-- Extract start --

You are viewing a plain text version of this content. The canonical link for it is here.
Posted to commits@ignite.apache.org by sk...@apache.org on 2021/03/17 17:54:03 UTC

[ignite] branch master updated: IGNITE-13374 Initial PME hangs because of multiple blinking nodes fixed. Fixes #8850

This is an automated email from the ASF dual-hosted git repository.

sk0x50 pushed a commit to branch master
in repository https://gitbox.apache.org/repos/asf/ignite.git


The following commit(s) were added to refs/heads/master by this push:
     new ba2e717  IGNITE-13374 Initial PME hangs because of multiple blinking nodes fixed. Fixes #8850
ba2e717 is described below

commit ba2e717ba192f3512393c392d3470011ad6b8e66
Author: Alexander Lapin <la...@gmail.com>
AuthorDate: Wed Mar 17 20:53:15 2021 +0300

    IGNITE-13374 Initial PME hangs because of multiple blinking nodes fixed. Fixes #8850
    
    Signed-off-by: Slava Koptilin <sl...@gmail.com>
---
 .../preloader/GridDhtPartitionsExchangeFuture.java |  78 +++++++++-------
 .../ClientFastReplyCoordinatorFailureTest.java     | 100 +++++++++++++++++++++
 2 files changed, 146 insertions(+), 32 deletions(-)

diff --git a/modules/core/src/main/java/org/apache/ignite/internal/processors/cache/distributed/dht/preloader/GridDhtPartitionsExchangeFuture.java b/modules/core/src/main/java/org/apache/ignite/internal/processors/cache/distributed/dht/preloader/GridDhtPartitionsExchangeFuture.java
index b49dd73..032df1e 100644
--- a/modules/core/src/main/java/org/apache/ignite/internal/processors/cache/distributed/dht/preloader/GridDhtPartitionsExchangeFuture.java
+++ b/modules/core/src/main/java/org/apache/ignite/internal/processors/cache/distributed/dht/preloader/GridDhtPartitionsExchangeFuture.java
@@ -4551,6 +4551,8 @@ public class GridDhtPartitionsExchangeFuture extends GridDhtTopologyFutureAdapte
                                 }
 
                                 crd = node; // Do not allow to process FullMessage from old coordinator.
+
+                                processNonLocalCoordinatorChange(crd, node);
                             }
                             else {
                                 if (log.isInfoEnabled()) {
@@ -5229,38 +5231,8 @@ public class GridDhtPartitionsExchangeFuture extends GridDhtTopologyFutureAdapte
                             }
                         }
                         else {
-                            if (crdChanged) {
-                                for (Map.Entry<ClusterNode, GridDhtPartitionsFullMessage> m : fullMsgs.entrySet()) {
-                                    if (crd0.equals(m.getKey())) {
-                                        if (log.isInfoEnabled()) {
-                                            log.info("Coordinator changed, process pending full message [" +
-                                                "ver=" + initialVersion() +
-                                                ", crd=" + node.id() +
-                                                ", pendingMsgNode=" + m.getKey() + ']');
-                                        }
-
-                                        processFullMessage(true, m.getKey(), m.getValue());
-
-                                        if (isDone())

-- Extract end --
-- Items start --

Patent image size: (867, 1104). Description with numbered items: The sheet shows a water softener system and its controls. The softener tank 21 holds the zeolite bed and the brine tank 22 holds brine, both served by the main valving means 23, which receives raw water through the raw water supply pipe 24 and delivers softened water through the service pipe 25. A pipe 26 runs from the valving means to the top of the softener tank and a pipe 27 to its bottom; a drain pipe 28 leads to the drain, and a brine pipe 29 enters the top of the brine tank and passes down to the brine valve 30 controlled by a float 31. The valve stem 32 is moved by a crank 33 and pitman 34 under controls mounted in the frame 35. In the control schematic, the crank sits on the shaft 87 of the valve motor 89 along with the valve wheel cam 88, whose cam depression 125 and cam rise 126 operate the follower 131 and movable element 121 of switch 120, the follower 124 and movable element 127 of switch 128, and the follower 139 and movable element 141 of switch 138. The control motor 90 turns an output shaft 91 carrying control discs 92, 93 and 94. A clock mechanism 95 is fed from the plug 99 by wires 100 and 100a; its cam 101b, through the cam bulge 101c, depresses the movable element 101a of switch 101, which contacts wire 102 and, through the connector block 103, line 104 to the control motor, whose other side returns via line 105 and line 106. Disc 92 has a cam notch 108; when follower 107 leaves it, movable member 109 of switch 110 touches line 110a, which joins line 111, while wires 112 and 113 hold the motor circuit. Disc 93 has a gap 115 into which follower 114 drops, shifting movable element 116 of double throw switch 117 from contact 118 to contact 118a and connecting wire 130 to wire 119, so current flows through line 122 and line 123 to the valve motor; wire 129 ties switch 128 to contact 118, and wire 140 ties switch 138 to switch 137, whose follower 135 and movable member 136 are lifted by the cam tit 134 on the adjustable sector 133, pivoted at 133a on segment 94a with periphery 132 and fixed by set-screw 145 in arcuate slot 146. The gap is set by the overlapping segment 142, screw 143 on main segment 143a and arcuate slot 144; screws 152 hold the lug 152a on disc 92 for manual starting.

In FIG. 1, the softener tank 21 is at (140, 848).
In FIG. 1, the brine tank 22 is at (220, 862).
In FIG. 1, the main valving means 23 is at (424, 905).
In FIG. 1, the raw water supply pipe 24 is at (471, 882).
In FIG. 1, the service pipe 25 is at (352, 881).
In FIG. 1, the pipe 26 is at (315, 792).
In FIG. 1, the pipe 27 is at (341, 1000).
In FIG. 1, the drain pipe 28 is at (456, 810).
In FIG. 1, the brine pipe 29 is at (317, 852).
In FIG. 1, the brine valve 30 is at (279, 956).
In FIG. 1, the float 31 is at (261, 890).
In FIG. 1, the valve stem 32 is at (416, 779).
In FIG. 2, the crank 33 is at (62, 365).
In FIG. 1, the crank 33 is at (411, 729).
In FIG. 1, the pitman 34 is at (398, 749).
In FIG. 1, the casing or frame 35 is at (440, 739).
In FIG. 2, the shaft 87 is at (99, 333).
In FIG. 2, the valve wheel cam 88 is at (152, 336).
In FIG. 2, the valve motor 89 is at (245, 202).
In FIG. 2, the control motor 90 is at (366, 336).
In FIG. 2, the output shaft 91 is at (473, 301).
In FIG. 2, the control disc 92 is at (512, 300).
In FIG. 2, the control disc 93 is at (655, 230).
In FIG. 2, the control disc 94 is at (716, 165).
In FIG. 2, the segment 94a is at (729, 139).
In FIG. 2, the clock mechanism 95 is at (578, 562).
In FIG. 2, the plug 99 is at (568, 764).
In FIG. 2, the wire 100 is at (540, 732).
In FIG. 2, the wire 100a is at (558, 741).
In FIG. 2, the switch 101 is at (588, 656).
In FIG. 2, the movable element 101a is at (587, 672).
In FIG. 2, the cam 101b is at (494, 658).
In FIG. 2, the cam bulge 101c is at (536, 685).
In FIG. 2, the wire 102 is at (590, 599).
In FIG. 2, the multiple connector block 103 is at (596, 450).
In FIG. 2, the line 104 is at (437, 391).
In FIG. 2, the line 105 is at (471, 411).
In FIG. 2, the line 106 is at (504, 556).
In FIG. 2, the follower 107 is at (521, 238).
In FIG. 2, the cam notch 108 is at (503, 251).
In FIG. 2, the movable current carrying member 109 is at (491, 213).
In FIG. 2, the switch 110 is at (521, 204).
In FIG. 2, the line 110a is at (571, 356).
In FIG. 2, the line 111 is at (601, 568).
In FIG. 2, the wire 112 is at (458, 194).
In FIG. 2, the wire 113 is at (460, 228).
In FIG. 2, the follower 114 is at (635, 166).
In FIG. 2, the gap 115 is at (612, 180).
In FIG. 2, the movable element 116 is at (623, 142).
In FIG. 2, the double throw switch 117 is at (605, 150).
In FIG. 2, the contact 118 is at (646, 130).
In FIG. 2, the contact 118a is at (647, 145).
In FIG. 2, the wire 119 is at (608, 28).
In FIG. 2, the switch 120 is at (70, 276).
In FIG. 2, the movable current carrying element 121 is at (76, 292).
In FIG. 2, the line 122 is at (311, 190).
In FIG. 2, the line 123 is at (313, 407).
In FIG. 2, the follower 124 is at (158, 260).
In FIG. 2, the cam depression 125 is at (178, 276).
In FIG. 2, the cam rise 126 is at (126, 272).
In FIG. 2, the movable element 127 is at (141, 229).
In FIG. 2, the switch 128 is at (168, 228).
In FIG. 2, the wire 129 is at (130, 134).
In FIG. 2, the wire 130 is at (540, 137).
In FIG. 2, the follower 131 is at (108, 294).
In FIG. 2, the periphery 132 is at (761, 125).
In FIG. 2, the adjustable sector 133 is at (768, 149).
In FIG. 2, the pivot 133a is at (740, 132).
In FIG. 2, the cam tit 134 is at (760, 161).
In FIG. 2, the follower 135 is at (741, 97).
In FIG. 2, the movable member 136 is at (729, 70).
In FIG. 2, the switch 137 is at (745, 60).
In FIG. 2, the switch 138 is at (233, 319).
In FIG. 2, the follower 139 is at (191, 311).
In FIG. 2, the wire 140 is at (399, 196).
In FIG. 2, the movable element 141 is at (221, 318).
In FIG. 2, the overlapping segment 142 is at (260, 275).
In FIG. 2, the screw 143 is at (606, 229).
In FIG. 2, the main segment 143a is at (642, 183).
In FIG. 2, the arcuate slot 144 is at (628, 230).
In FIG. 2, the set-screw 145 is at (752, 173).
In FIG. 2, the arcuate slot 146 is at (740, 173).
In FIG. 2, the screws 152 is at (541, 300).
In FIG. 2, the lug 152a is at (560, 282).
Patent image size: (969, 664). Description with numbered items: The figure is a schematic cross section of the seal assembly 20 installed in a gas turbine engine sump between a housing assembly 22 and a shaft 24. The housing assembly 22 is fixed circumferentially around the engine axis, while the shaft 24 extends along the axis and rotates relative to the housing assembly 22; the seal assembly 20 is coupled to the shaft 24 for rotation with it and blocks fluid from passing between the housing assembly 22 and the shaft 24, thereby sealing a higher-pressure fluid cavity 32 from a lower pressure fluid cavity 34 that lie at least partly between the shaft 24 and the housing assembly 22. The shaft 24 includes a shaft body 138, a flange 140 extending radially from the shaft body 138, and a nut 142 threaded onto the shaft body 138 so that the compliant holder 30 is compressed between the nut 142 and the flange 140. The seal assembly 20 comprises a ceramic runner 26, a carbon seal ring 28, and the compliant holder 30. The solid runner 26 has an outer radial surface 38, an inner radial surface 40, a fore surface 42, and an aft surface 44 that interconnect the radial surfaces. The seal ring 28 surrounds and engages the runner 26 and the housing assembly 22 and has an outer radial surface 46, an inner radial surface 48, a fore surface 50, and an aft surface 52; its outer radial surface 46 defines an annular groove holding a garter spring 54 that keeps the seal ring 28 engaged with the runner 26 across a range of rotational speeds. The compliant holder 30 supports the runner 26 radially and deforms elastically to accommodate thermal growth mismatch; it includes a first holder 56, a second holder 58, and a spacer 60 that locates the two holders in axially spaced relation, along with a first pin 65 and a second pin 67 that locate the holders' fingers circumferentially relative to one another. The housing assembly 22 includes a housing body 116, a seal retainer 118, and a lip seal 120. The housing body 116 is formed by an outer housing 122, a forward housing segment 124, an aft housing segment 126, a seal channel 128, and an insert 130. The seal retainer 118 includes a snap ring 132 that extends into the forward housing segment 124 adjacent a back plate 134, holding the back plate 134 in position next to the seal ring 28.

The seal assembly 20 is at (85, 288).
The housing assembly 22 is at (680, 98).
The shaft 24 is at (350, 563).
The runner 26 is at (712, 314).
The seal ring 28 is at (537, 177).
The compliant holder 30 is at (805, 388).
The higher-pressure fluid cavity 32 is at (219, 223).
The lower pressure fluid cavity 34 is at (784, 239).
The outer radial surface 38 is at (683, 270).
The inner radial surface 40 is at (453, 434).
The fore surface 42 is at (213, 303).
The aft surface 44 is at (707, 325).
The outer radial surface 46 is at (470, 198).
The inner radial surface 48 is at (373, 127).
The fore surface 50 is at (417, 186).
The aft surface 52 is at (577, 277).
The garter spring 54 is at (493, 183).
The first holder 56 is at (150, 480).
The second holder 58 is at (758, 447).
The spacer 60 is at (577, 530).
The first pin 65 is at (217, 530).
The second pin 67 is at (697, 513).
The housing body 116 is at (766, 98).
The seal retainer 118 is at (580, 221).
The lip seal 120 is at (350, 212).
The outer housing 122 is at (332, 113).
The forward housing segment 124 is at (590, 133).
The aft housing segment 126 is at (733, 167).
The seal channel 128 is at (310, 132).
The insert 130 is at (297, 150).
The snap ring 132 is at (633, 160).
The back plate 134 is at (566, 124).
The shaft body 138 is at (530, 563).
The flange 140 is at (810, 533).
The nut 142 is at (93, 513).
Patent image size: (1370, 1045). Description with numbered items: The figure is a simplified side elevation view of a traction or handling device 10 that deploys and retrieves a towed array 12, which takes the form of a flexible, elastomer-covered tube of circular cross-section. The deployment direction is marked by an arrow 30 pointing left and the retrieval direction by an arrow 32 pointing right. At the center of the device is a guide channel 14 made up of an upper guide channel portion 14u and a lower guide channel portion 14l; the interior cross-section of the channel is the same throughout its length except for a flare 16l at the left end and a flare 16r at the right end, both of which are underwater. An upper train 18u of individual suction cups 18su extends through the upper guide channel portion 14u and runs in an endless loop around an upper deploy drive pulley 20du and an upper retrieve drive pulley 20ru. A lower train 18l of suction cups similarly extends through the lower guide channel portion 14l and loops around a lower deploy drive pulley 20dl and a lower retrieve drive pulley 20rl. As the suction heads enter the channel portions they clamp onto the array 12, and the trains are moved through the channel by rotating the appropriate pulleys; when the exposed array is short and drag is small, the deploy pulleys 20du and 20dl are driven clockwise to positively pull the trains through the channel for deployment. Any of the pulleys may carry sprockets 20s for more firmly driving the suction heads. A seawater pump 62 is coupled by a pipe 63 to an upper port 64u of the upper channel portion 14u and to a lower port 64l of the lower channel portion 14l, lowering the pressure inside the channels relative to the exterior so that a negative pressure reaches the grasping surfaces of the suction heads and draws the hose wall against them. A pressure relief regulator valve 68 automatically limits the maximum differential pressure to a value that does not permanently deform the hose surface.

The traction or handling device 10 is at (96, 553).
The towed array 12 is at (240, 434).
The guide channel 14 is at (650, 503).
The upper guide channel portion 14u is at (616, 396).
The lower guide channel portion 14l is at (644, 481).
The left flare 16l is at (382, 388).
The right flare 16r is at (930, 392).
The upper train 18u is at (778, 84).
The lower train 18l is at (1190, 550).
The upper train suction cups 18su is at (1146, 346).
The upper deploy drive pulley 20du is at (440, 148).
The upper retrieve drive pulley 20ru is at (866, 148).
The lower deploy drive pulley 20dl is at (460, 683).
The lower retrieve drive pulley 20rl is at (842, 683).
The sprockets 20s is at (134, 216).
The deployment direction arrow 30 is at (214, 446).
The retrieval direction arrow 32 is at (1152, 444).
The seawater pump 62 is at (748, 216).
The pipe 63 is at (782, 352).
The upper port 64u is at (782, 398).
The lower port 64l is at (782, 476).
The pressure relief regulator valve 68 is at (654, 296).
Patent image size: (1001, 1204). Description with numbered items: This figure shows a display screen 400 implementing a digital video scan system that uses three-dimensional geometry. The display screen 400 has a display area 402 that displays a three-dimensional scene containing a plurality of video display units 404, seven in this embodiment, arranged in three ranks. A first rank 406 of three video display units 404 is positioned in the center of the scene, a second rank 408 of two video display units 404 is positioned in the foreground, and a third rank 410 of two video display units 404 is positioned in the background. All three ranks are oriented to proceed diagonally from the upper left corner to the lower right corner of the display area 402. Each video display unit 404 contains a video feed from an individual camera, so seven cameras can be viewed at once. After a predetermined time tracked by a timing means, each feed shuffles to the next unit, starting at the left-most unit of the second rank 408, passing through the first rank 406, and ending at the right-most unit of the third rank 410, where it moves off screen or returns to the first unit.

-- Items end --

Things to do:
1: Answer these from the commit email:
(a) Who signed off on the commit?
(b) How many files changed, with how many insertions and deletions in total?
(c) Which method call is added right after the line `crd = node; // Do not allow to process FullMessage from old coordinator.`?
2: Extend the commit email on the initial PME hang fix, starting from the line after its last one.

Outputs in order:
1:
(a) Slava Koptilin.
(b) 2 files, with 146 insertions and 32 deletions.
(c) `processNonLocalCoordinatorChange(crd, node);`

2:
-                                            return;
-                                    }
-                                }
-
-                                if (log.isInfoEnabled()) {
-                                    log.info("Coordinator changed, send partitions to new coordinator [" +
-                                        "ver=" + initialVersion() +
-                                        ", crd=" + node.id() +
-                                        ", newCrd=" + crd0.id() + ']');
-                                }
-
-                                final ClusterNode newCrd = crd0;
-
-                                cctx.kernalContext().getSystemExecutorService().submit(new Runnable() {
-                                    @Override public void run() {
-                                        sendPartitions(newCrd);
-                                    }
-                                });
-                            }
+                            if (crdChanged && processNonLocalCoordinatorChange(crd0, node))
+                                return;
                         }
                     }
                     catch (IgniteCheckedException e) {
@@ -5723,6 +5695,48 @@ public class GridDhtPartitionsExchangeFuture extends GridDhtTopologyFutureAdapte
     }
 
     /**
+     * Process coordinator change on non local node.
+     *
+     * @param crd New coordinator.
+     * @param node Left node.
+     * @return {@code true} if exchange {@code isDone}
+     */
+    private boolean processNonLocalCoordinatorChange(ClusterNode crd, ClusterNode node) {
+        for (Map.Entry<ClusterNode, GridDhtPartitionsFullMessage> m : fullMsgs.entrySet()) {
+            if (crd.equals(m.getKey())) {
+                if (log.isInfoEnabled()) {
+                    log.info("Coordinator changed, process pending full message [" +
+                        "ver=" + initialVersion() +
+                        ", crd=" + node.id() +
+                        ", pendingMsgNode=" + m.getKey() + ']');
+                }
+
+                processFullMessage(true, m.getKey(), m.getValue());
+
+                if (isDone())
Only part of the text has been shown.